(Rows from a dataset)

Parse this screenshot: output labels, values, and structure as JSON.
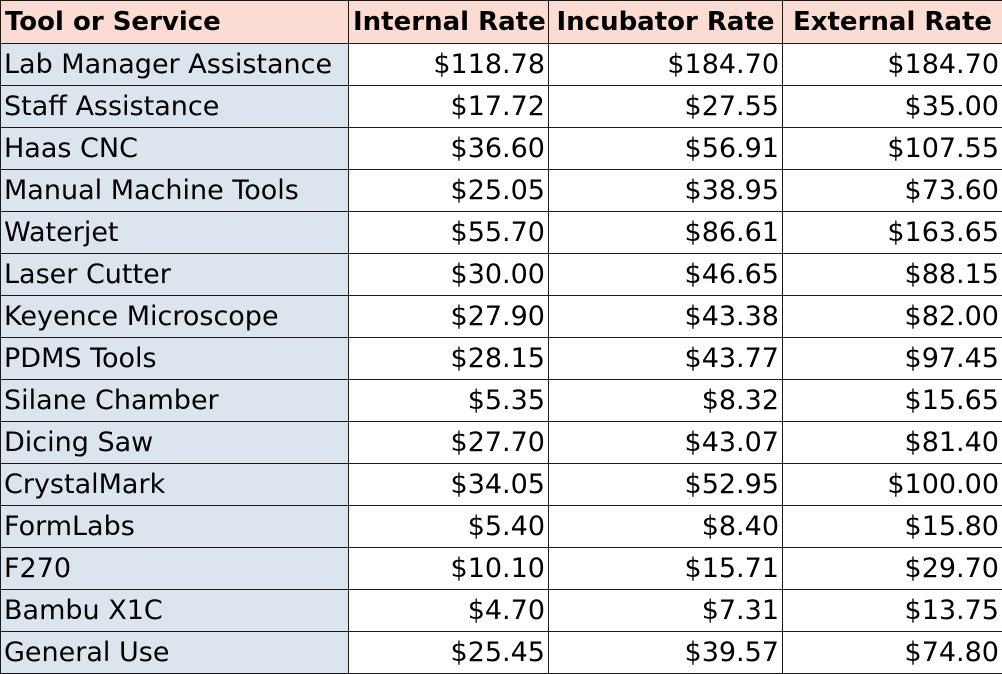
{
  "table": {
    "headers": [
      "Tool or Service",
      "Internal Rate",
      "Incubator Rate",
      "External Rate"
    ],
    "rows": [
      {
        "name": "Lab Manager Assistance",
        "internal": "$118.78",
        "incubator": "$184.70",
        "external": "$184.70"
      },
      {
        "name": "Staff Assistance",
        "internal": "$17.72",
        "incubator": "$27.55",
        "external": "$35.00"
      },
      {
        "name": "Haas CNC",
        "internal": "$36.60",
        "incubator": "$56.91",
        "external": "$107.55"
      },
      {
        "name": "Manual Machine Tools",
        "internal": "$25.05",
        "incubator": "$38.95",
        "external": "$73.60"
      },
      {
        "name": "Waterjet",
        "internal": "$55.70",
        "incubator": "$86.61",
        "external": "$163.65"
      },
      {
        "name": "Laser Cutter",
        "internal": "$30.00",
        "incubator": "$46.65",
        "external": "$88.15"
      },
      {
        "name": "Keyence Microscope",
        "internal": "$27.90",
        "incubator": "$43.38",
        "external": "$82.00"
      },
      {
        "name": "PDMS Tools",
        "internal": "$28.15",
        "incubator": "$43.77",
        "external": "$97.45"
      },
      {
        "name": "Silane Chamber",
        "internal": "$5.35",
        "incubator": "$8.32",
        "external": "$15.65"
      },
      {
        "name": "Dicing Saw",
        "internal": "$27.70",
        "incubator": "$43.07",
        "external": "$81.40"
      },
      {
        "name": "CrystalMark",
        "internal": "$34.05",
        "incubator": "$52.95",
        "external": "$100.00"
      },
      {
        "name": "FormLabs",
        "internal": "$5.40",
        "incubator": "$8.40",
        "external": "$15.80"
      },
      {
        "name": "F270",
        "internal": "$10.10",
        "incubator": "$15.71",
        "external": "$29.70"
      },
      {
        "name": "Bambu X1C",
        "internal": "$4.70",
        "incubator": "$7.31",
        "external": "$13.75"
      },
      {
        "name": "General Use",
        "internal": "$25.45",
        "incubator": "$39.57",
        "external": "$74.80"
      }
    ]
  },
  "colors": {
    "header_bg": "#fbdcd2",
    "name_col_bg": "#dce4ee",
    "border": "#1a1a1a"
  }
}
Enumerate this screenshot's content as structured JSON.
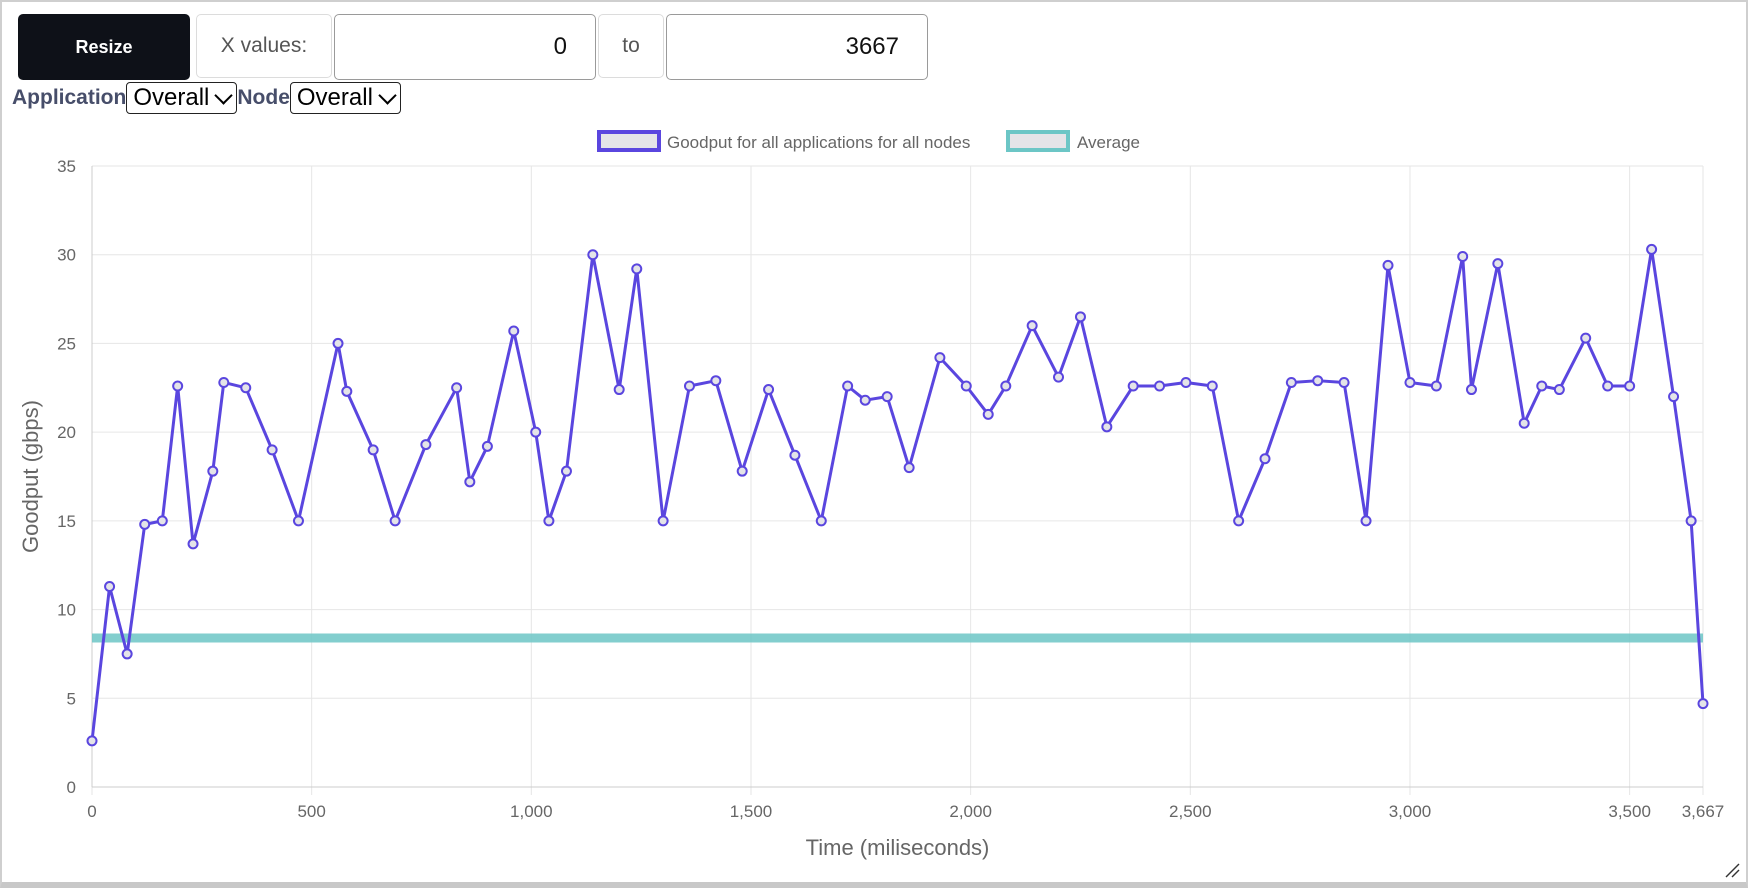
{
  "controls": {
    "resize_label": "Resize",
    "x_values_label": "X values:",
    "x_from": "0",
    "to_label": "to",
    "x_to": "3667"
  },
  "filters": {
    "application_label": "Application",
    "application_value": "Overall",
    "node_label": "Node",
    "node_value": "Overall"
  },
  "colors": {
    "series": "#5a46df",
    "series_fill": "#e4e4e8",
    "average": "#6cc6c6",
    "grid": "#e6e6e6",
    "text": "#666666"
  },
  "chart_data": {
    "type": "line",
    "xlabel": "Time (miliseconds)",
    "ylabel": "Goodput (gbps)",
    "xlim": [
      0,
      3667
    ],
    "ylim": [
      0,
      35
    ],
    "x_ticks": [
      0,
      500,
      1000,
      1500,
      2000,
      2500,
      3000,
      3500,
      3667
    ],
    "x_tick_labels": [
      "0",
      "500",
      "1,000",
      "1,500",
      "2,000",
      "2,500",
      "3,000",
      "3,500",
      "3,667"
    ],
    "y_ticks": [
      0,
      5,
      10,
      15,
      20,
      25,
      30,
      35
    ],
    "y_tick_labels": [
      "0",
      "5",
      "10",
      "15",
      "20",
      "25",
      "30",
      "35"
    ],
    "legend_position": "top",
    "grid": true,
    "series": [
      {
        "name": "Goodput for all applications for all nodes",
        "x": [
          0,
          40,
          80,
          120,
          160,
          195,
          230,
          275,
          300,
          350,
          410,
          470,
          560,
          580,
          640,
          690,
          760,
          830,
          860,
          900,
          960,
          1010,
          1040,
          1080,
          1140,
          1200,
          1240,
          1300,
          1360,
          1420,
          1480,
          1540,
          1600,
          1660,
          1720,
          1760,
          1810,
          1860,
          1930,
          1990,
          2040,
          2080,
          2140,
          2200,
          2250,
          2310,
          2370,
          2430,
          2490,
          2550,
          2610,
          2670,
          2730,
          2790,
          2850,
          2900,
          2950,
          3000,
          3060,
          3120,
          3140,
          3200,
          3260,
          3300,
          3340,
          3400,
          3450,
          3500,
          3550,
          3600,
          3640,
          3667
        ],
        "values": [
          2.6,
          11.3,
          7.5,
          14.8,
          15.0,
          22.6,
          13.7,
          17.8,
          22.8,
          22.5,
          19.0,
          15.0,
          25.0,
          22.3,
          19.0,
          15.0,
          19.3,
          22.5,
          17.2,
          19.2,
          25.7,
          20.0,
          15.0,
          17.8,
          30.0,
          22.4,
          29.2,
          15.0,
          22.6,
          22.9,
          17.8,
          22.4,
          18.7,
          15.0,
          22.6,
          21.8,
          22.0,
          18.0,
          24.2,
          22.6,
          21.0,
          22.6,
          26.0,
          23.1,
          26.5,
          20.3,
          22.6,
          22.6,
          22.8,
          22.6,
          15.0,
          18.5,
          22.8,
          22.9,
          22.8,
          15.0,
          29.4,
          22.8,
          22.6,
          29.9,
          22.4,
          29.5,
          20.5,
          22.6,
          22.4,
          25.3,
          22.6,
          22.6,
          30.3,
          22.0,
          15.0,
          4.7
        ]
      },
      {
        "name": "Average",
        "x": [
          0,
          3667
        ],
        "values": [
          8.4,
          8.4
        ]
      }
    ]
  }
}
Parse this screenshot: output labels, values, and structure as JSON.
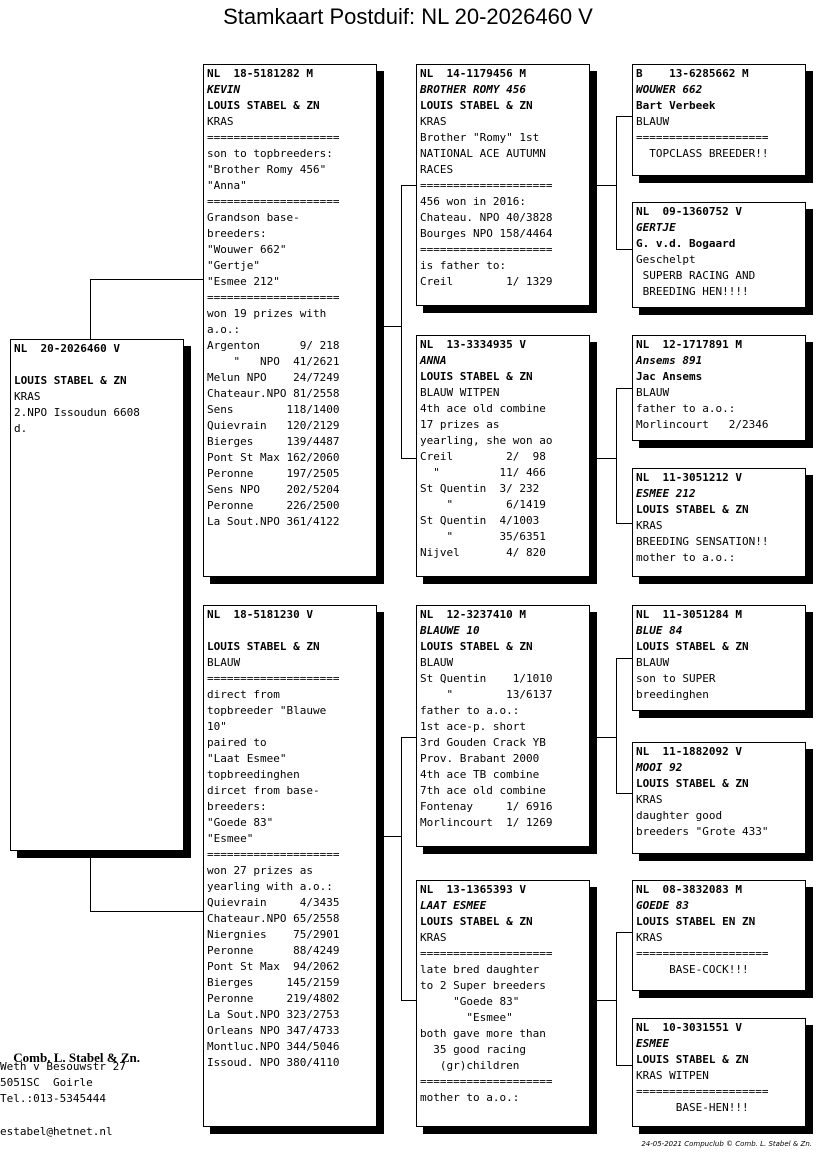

• [Set problem]
Leave out every picture and copy the rest of the records exactly.

• [Response to the task]
Parse this screenshot: output labels, values, and structure as JSON.
{
  "table": {
    "headers": [
      "Tool or Service",
      "Internal Rate",
      "Incubator Rate",
      "External Rate"
    ],
    "rows": [
      {
        "name": "Lab Manager Assistance",
        "internal": "$118.78",
        "incubator": "$184.70",
        "external": "$184.70"
      },
      {
        "name": "Staff Assistance",
        "internal": "$17.72",
        "incubator": "$27.55",
        "external": "$35.00"
      },
      {
        "name": "Haas CNC",
        "internal": "$36.60",
        "incubator": "$56.91",
        "external": "$107.55"
      },
      {
        "name": "Manual Machine Tools",
        "internal": "$25.05",
        "incubator": "$38.95",
        "external": "$73.60"
      },
      {
        "name": "Waterjet",
        "internal": "$55.70",
        "incubator": "$86.61",
        "external": "$163.65"
      },
      {
        "name": "Laser Cutter",
        "internal": "$30.00",
        "incubator": "$46.65",
        "external": "$88.15"
      },
      {
        "name": "Keyence Microscope",
        "internal": "$27.90",
        "incubator": "$43.38",
        "external": "$82.00"
      },
      {
        "name": "PDMS Tools",
        "internal": "$28.15",
        "incubator": "$43.77",
        "external": "$97.45"
      },
      {
        "name": "Silane Chamber",
        "internal": "$5.35",
        "incubator": "$8.32",
        "external": "$15.65"
      },
      {
        "name": "Dicing Saw",
        "internal": "$27.70",
        "incubator": "$43.07",
        "external": "$81.40"
      },
      {
        "name": "CrystalMark",
        "internal": "$34.05",
        "incubator": "$52.95",
        "external": "$100.00"
      },
      {
        "name": "FormLabs",
        "internal": "$5.40",
        "incubator": "$8.40",
        "external": "$15.80"
      },
      {
        "name": "F270",
        "internal": "$10.10",
        "incubator": "$15.71",
        "external": "$29.70"
      },
      {
        "name": "Bambu X1C",
        "internal": "$4.70",
        "incubator": "$7.31",
        "external": "$13.75"
      },
      {
        "name": "General Use",
        "internal": "$25.45",
        "incubator": "$39.57",
        "external": "$74.80"
      }
    ]
  },
  "colors": {
    "header_bg": "#fbdcd2",
    "name_col_bg": "#dce4ee",
    "border": "#1a1a1a"
  }
}
Enumerate this screenshot's content as structured JSON.
{
  "controls": {
    "resize_label": "Resize",
    "x_values_label": "X values:",
    "x_from": "0",
    "to_label": "to",
    "x_to": "3667"
  },
  "filters": {
    "application_label": "Application",
    "application_value": "Overall",
    "node_label": "Node",
    "node_value": "Overall"
  },
  "colors": {
    "series": "#5a46df",
    "series_fill": "#e4e4e8",
    "average": "#6cc6c6",
    "grid": "#e6e6e6",
    "text": "#666666"
  },
  "chart_data": {
    "type": "line",
    "xlabel": "Time (miliseconds)",
    "ylabel": "Goodput (gbps)",
    "xlim": [
      0,
      3667
    ],
    "ylim": [
      0,
      35
    ],
    "x_ticks": [
      0,
      500,
      1000,
      1500,
      2000,
      2500,
      3000,
      3500,
      3667
    ],
    "x_tick_labels": [
      "0",
      "500",
      "1,000",
      "1,500",
      "2,000",
      "2,500",
      "3,000",
      "3,500",
      "3,667"
    ],
    "y_ticks": [
      0,
      5,
      10,
      15,
      20,
      25,
      30,
      35
    ],
    "y_tick_labels": [
      "0",
      "5",
      "10",
      "15",
      "20",
      "25",
      "30",
      "35"
    ],
    "legend_position": "top",
    "grid": true,
    "series": [
      {
        "name": "Goodput for all applications for all nodes",
        "x": [
          0,
          40,
          80,
          120,
          160,
          195,
          230,
          275,
          300,
          350,
          410,
          470,
          560,
          580,
          640,
          690,
          760,
          830,
          860,
          900,
          960,
          1010,
          1040,
          1080,
          1140,
          1200,
          1240,
          1300,
          1360,
          1420,
          1480,
          1540,
          1600,
          1660,
          1720,
          1760,
          1810,
          1860,
          1930,
          1990,
          2040,
          2080,
          2140,
          2200,
          2250,
          2310,
          2370,
          2430,
          2490,
          2550,
          2610,
          2670,
          2730,
          2790,
          2850,
          2900,
          2950,
          3000,
          3060,
          3120,
          3140,
          3200,
          3260,
          3300,
          3340,
          3400,
          3450,
          3500,
          3550,
          3600,
          3640,
          3667
        ],
        "values": [
          2.6,
          11.3,
          7.5,
          14.8,
          15.0,
          22.6,
          13.7,
          17.8,
          22.8,
          22.5,
          19.0,
          15.0,
          25.0,
          22.3,
          19.0,
          15.0,
          19.3,
          22.5,
          17.2,
          19.2,
          25.7,
          20.0,
          15.0,
          17.8,
          30.0,
          22.4,
          29.2,
          15.0,
          22.6,
          22.9,
          17.8,
          22.4,
          18.7,
          15.0,
          22.6,
          21.8,
          22.0,
          18.0,
          24.2,
          22.6,
          21.0,
          22.6,
          26.0,
          23.1,
          26.5,
          20.3,
          22.6,
          22.6,
          22.8,
          22.6,
          15.0,
          18.5,
          22.8,
          22.9,
          22.8,
          15.0,
          29.4,
          22.8,
          22.6,
          29.9,
          22.4,
          29.5,
          20.5,
          22.6,
          22.4,
          25.3,
          22.6,
          22.6,
          30.3,
          22.0,
          15.0,
          4.7
        ]
      },
      {
        "name": "Average",
        "x": [
          0,
          3667
        ],
        "values": [
          8.4,
          8.4
        ]
      }
    ]
  }
}
Parse this screenshot: output labels, values, and structure as JSON.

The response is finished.